[Saved entries]

----

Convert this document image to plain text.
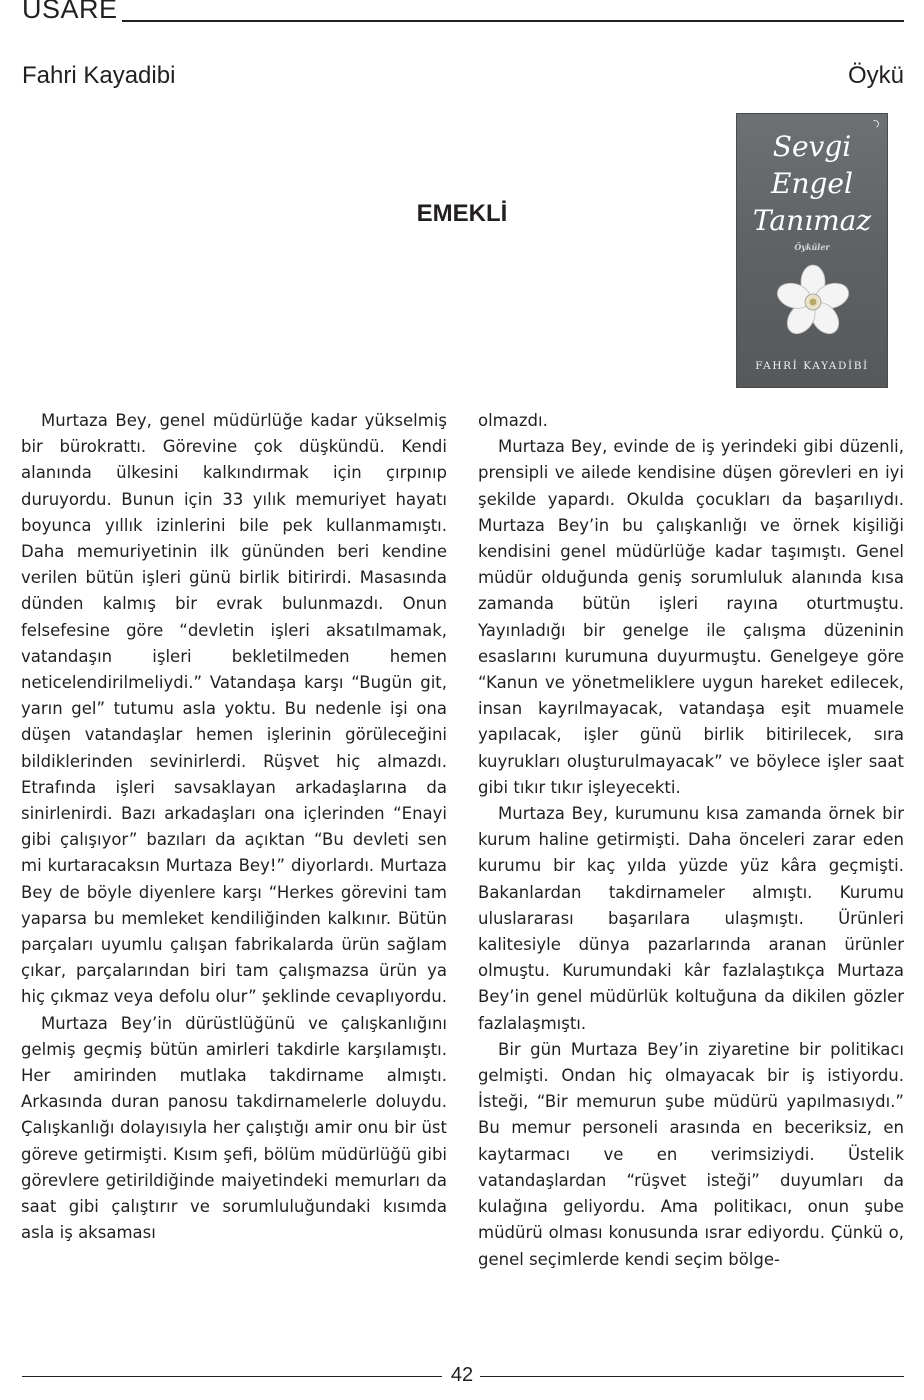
USARE
Fahri Kayadibi	Öykü
EMEKLİ
Sevgi
Engel
Tanımaz
Öyküler
FAHRİ KAYADİBİ

Murtaza Bey, genel müdürlüğe kadar yükselmiş bir bürokrattı. Görevine çok düşkündü. Kendi alanında ülkesini kalkındırmak için çırpınıp duruyordu. Bunun için 33 yılık memuriyet hayatı boyunca yıllık izinlerini bile pek kullanmamıştı. Daha memuriyetinin ilk gününden beri kendine verilen bütün işleri günü birlik bitirirdi. Masasında dünden kalmış bir evrak bulunmazdı. Onun felsefesine göre “devletin işleri aksatılmamak, vatandaşın işleri bekletilmeden hemen neticelendirilmeliydi.” Vatandaşa karşı “Bugün git, yarın gel” tutumu asla yoktu. Bu nedenle işi ona düşen vatandaşlar hemen işlerinin görüleceğini bildiklerinden sevinirlerdi. Rüşvet hiç almazdı. Etrafında işleri savsaklayan arkadaşlarına da sinirlenirdi. Bazı arkadaşları ona içlerinden “Enayi gibi çalışıyor” bazıları da açıktan “Bu devleti sen mi kurtaracaksın Murtaza Bey!” diyorlardı. Murtaza Bey de böyle diyenlere karşı “Herkes görevini tam yaparsa bu memleket kendiliğinden kalkınır. Bütün parçaları uyumlu çalışan fabrikalarda ürün sağlam çıkar, parçalarından biri tam çalışmazsa ürün ya hiç çıkmaz veya defolu olur” şeklinde cevaplıyordu.

Murtaza Bey’in dürüstlüğünü ve çalışkanlığını gelmiş geçmiş bütün amirleri takdirle karşılamıştı. Her amirinden mutlaka takdirname almıştı. Arkasında duran panosu takdirnamelerle doluydu. Çalışkanlığı dolayısıyla her çalıştığı amir onu bir üst göreve getirmişti. Kısım şefi, bölüm müdürlüğü gibi görevlere getirildiğinde maiyetindeki memurları da saat gibi çalıştırır ve sorumluluğundaki kısımda asla iş aksaması

olmazdı.

Murtaza Bey, evinde de iş yerindeki gibi düzenli, prensipli ve ailede kendisine düşen görevleri en iyi şekilde yapardı. Okulda çocukları da başarılıydı. Murtaza Bey’in bu çalışkanlığı ve örnek kişiliği kendisini genel müdürlüğe kadar taşımıştı. Genel müdür olduğunda geniş sorumluluk alanında kısa zamanda bütün işleri rayına oturtmuştu. Yayınladığı bir genelge ile çalışma düzeninin esaslarını kurumuna duyurmuştu. Genelgeye göre “Kanun ve yönetmeliklere uygun hareket edilecek, insan kayrılmayacak, vatandaşa eşit muamele yapılacak, işler günü birlik bitirilecek, sıra kuyrukları oluşturulmayacak” ve böylece işler saat gibi tıkır tıkır işleyecekti.

Murtaza Bey, kurumunu kısa zamanda örnek bir kurum haline getirmişti. Daha önceleri zarar eden kurumu bir kaç yılda yüzde yüz kâra geçmişti. Bakanlardan takdirnameler almıştı. Kurumu uluslararası başarılara ulaşmıştı. Ürünleri kalitesiyle dünya pazarlarında aranan ürünler olmuştu. Kurumundaki kâr fazlalaştıkça Murtaza Bey’in genel müdürlük koltuğuna da dikilen gözler fazlalaşmıştı.

Bir gün Murtaza Bey’in ziyaretine bir politikacı gelmişti. Ondan hiç olmayacak bir iş istiyordu. İsteği, “Bir memurun şube müdürü yapılmasıydı.” Bu memur personeli arasında en beceriksiz, en kaytarmacı ve en verimsiziydi. Üstelik vatandaşlardan “rüşvet isteği” duyumları da kulağına geliyordu. Ama politikacı, onun şube müdürü olması konusunda ısrar ediyordu. Çünkü o, genel seçimlerde kendi seçim bölge-

42
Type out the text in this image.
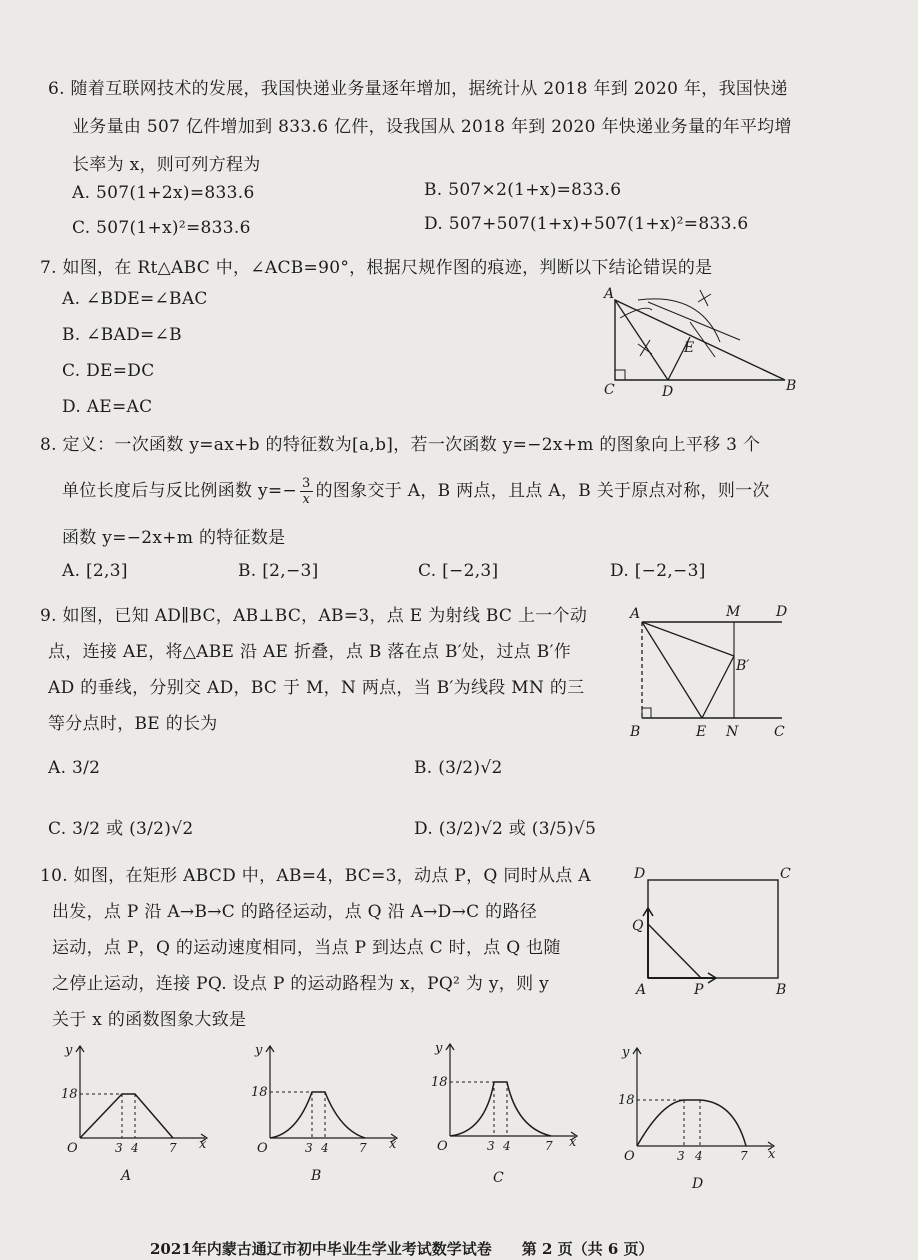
6. 随着互联网技术的发展，我国快递业务量逐年增加，据统计从 2018 年到 2020 年，我国快递
业务量由 507 亿件增加到 833.6 亿件，设我国从 2018 年到 2020 年快递业务量的年平均增
长率为 x，则可列方程为
A. 507(1+2x)=833.6	B. 507×2(1+x)=833.6
C. 507(1+x)²=833.6	D. 507+507(1+x)+507(1+x)²=833.6
7. 如图，在 Rt△ABC 中，∠ACB=90°，根据尺规作图的痕迹，判断以下结论错误的是
A. ∠BDE=∠BAC
B. ∠BAD=∠B
C. DE=DC
D. AE=AC
A
C	D
E
B
8. 定义：一次函数 y=ax+b 的特征数为[a,b]，若一次函数 y=−2x+m 的图象向上平移 3 个
单位长度后与反比例函数 $y=- \frac{3}{x}$ 的图象交于 A，B 两点，且点 A，B 关于原点对称，则一次
函数 y=−2x+m 的特征数是
A. [2,3]	B. [2,−3]	C. [−2,3]	D. [−2,−3]
9. 如图，已知 AD∥BC，AB⊥BC，AB=3，点 E 为射线 BC 上一个动
点，连接 AE，将△ABE 沿 AE 折叠，点 B 落在点 B′处，过点 B′作
AD 的垂线，分别交 AD，BC 于 M，N 两点，当 B′为线段 MN 的三
等分点时，BE 的长为
A. 3/2	B. (3/2)√2
C. 3/2 或 (3/2)√2	D. (3/2)√2 或 (3/5)√5
A	M	D
B′
B	E N	C
10. 如图，在矩形 ABCD 中，AB=4，BC=3，动点 P，Q 同时从点 A
出发，点 P 沿 A→B→C 的路径运动，点 Q 沿 A→D→C 的路径
运动，点 P，Q 的运动速度相同，当点 P 到达点 C 时，点 Q 也随
之停止运动，连接 PQ. 设点 P 的运动路程为 x，PQ² 为 y，则 y
关于 x 的函数图象大致是
D	C
Q
A	P	B
y
18
O	3 4	7 x
A
y
18
O	3 4	7 x
B
y
18
O	3 4	7 x
C
y
18
O	3 4	7 x
D
2021年内蒙古通辽市初中毕业生学业考试数学试卷　　第 2 页（共 6 页）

----

[Set exercise] Reproduce each line exactly, please, except for any pictures.

[Written response]
Convert this document image to plain text.
USARE
Fahri Kayadibi	Öykü
EMEKLİ
Sevgi
Engel
Tanımaz
Öyküler
FAHRİ KAYADİBİ

Murtaza Bey, genel müdürlüğe kadar yükselmiş bir bürokrattı. Görevine çok düşkündü. Kendi alanında ülkesini kalkındırmak için çırpınıp duruyordu. Bunun için 33 yılık memuriyet hayatı boyunca yıllık izinlerini bile pek kullanmamıştı. Daha memuriyetinin ilk gününden beri kendine verilen bütün işleri günü birlik bitirirdi. Masasında dünden kalmış bir evrak bulunmazdı. Onun felsefesine göre “devletin işleri aksatılmamak, vatandaşın işleri bekletilmeden hemen neticelendirilmeliydi.” Vatandaşa karşı “Bugün git, yarın gel” tutumu asla yoktu. Bu nedenle işi ona düşen vatandaşlar hemen işlerinin görüleceğini bildiklerinden sevinirlerdi. Rüşvet hiç almazdı. Etrafında işleri savsaklayan arkadaşlarına da sinirlenirdi. Bazı arkadaşları ona içlerinden “Enayi gibi çalışıyor” bazıları da açıktan “Bu devleti sen mi kurtaracaksın Murtaza Bey!” diyorlardı. Murtaza Bey de böyle diyenlere karşı “Herkes görevini tam yaparsa bu memleket kendiliğinden kalkınır. Bütün parçaları uyumlu çalışan fabrikalarda ürün sağlam çıkar, parçalarından biri tam çalışmazsa ürün ya hiç çıkmaz veya defolu olur” şeklinde cevaplıyordu.

Murtaza Bey’in dürüstlüğünü ve çalışkanlığını gelmiş geçmiş bütün amirleri takdirle karşılamıştı. Her amirinden mutlaka takdirname almıştı. Arkasında duran panosu takdirnamelerle doluydu. Çalışkanlığı dolayısıyla her çalıştığı amir onu bir üst göreve getirmişti. Kısım şefi, bölüm müdürlüğü gibi görevlere getirildiğinde maiyetindeki memurları da saat gibi çalıştırır ve sorumluluğundaki kısımda asla iş aksaması

olmazdı.

Murtaza Bey, evinde de iş yerindeki gibi düzenli, prensipli ve ailede kendisine düşen görevleri en iyi şekilde yapardı. Okulda çocukları da başarılıydı. Murtaza Bey’in bu çalışkanlığı ve örnek kişiliği kendisini genel müdürlüğe kadar taşımıştı. Genel müdür olduğunda geniş sorumluluk alanında kısa zamanda bütün işleri rayına oturtmuştu. Yayınladığı bir genelge ile çalışma düzeninin esaslarını kurumuna duyurmuştu. Genelgeye göre “Kanun ve yönetmeliklere uygun hareket edilecek, insan kayrılmayacak, vatandaşa eşit muamele yapılacak, işler günü birlik bitirilecek, sıra kuyrukları oluşturulmayacak” ve böylece işler saat gibi tıkır tıkır işleyecekti.

Murtaza Bey, kurumunu kısa zamanda örnek bir kurum haline getirmişti. Daha önceleri zarar eden kurumu bir kaç yılda yüzde yüz kâra geçmişti. Bakanlardan takdirnameler almıştı. Kurumu uluslararası başarılara ulaşmıştı. Ürünleri kalitesiyle dünya pazarlarında aranan ürünler olmuştu. Kurumundaki kâr fazlalaştıkça Murtaza Bey’in genel müdürlük koltuğuna da dikilen gözler fazlalaşmıştı.

Bir gün Murtaza Bey’in ziyaretine bir politikacı gelmişti. Ondan hiç olmayacak bir iş istiyordu. İsteği, “Bir memurun şube müdürü yapılmasıydı.” Bu memur personeli arasında en beceriksiz, en kaytarmacı ve en verimsiziydi. Üstelik vatandaşlardan “rüşvet isteği” duyumları da kulağına geliyordu. Ama politikacı, onun şube müdürü olması konusunda ısrar ediyordu. Çünkü o, genel seçimlerde kendi seçim bölge-

42
Type out the text in this image.
6. 随着互联网技术的发展，我国快递业务量逐年增加，据统计从 2018 年到 2020 年，我国快递
业务量由 507 亿件增加到 833.6 亿件，设我国从 2018 年到 2020 年快递业务量的年平均增
长率为 x，则可列方程为
A. 507(1+2x)=833.6	B. 507×2(1+x)=833.6
C. 507(1+x)²=833.6	D. 507+507(1+x)+507(1+x)²=833.6
7. 如图，在 Rt△ABC 中，∠ACB=90°，根据尺规作图的痕迹，判断以下结论错误的是
A. ∠BDE=∠BAC
B. ∠BAD=∠B
C. DE=DC
D. AE=AC
A
C	D
E
B
8. 定义：一次函数 y=ax+b 的特征数为[a,b]，若一次函数 y=−2x+m 的图象向上平移 3 个
单位长度后与反比例函数 $y=- \frac{3}{x}$ 的图象交于 A，B 两点，且点 A，B 关于原点对称，则一次
函数 y=−2x+m 的特征数是
A. [2,3]	B. [2,−3]	C. [−2,3]	D. [−2,−3]
9. 如图，已知 AD∥BC，AB⊥BC，AB=3，点 E 为射线 BC 上一个动
点，连接 AE，将△ABE 沿 AE 折叠，点 B 落在点 B′处，过点 B′作
AD 的垂线，分别交 AD，BC 于 M，N 两点，当 B′为线段 MN 的三
等分点时，BE 的长为
A. 3/2	B. (3/2)√2
C. 3/2 或 (3/2)√2	D. (3/2)√2 或 (3/5)√5
A	M	D
B′
B	E N	C
10. 如图，在矩形 ABCD 中，AB=4，BC=3，动点 P，Q 同时从点 A
出发，点 P 沿 A→B→C 的路径运动，点 Q 沿 A→D→C 的路径
运动，点 P，Q 的运动速度相同，当点 P 到达点 C 时，点 Q 也随
之停止运动，连接 PQ. 设点 P 的运动路程为 x，PQ² 为 y，则 y
关于 x 的函数图象大致是
D	C
Q
A	P	B
y
18
O	3 4	7 x
A
y
18
O	3 4	7 x
B
y
18
O	3 4	7 x
C
y
18
O	3 4	7 x
D
2021年内蒙古通辽市初中毕业生学业考试数学试卷　　第 2 页（共 6 页）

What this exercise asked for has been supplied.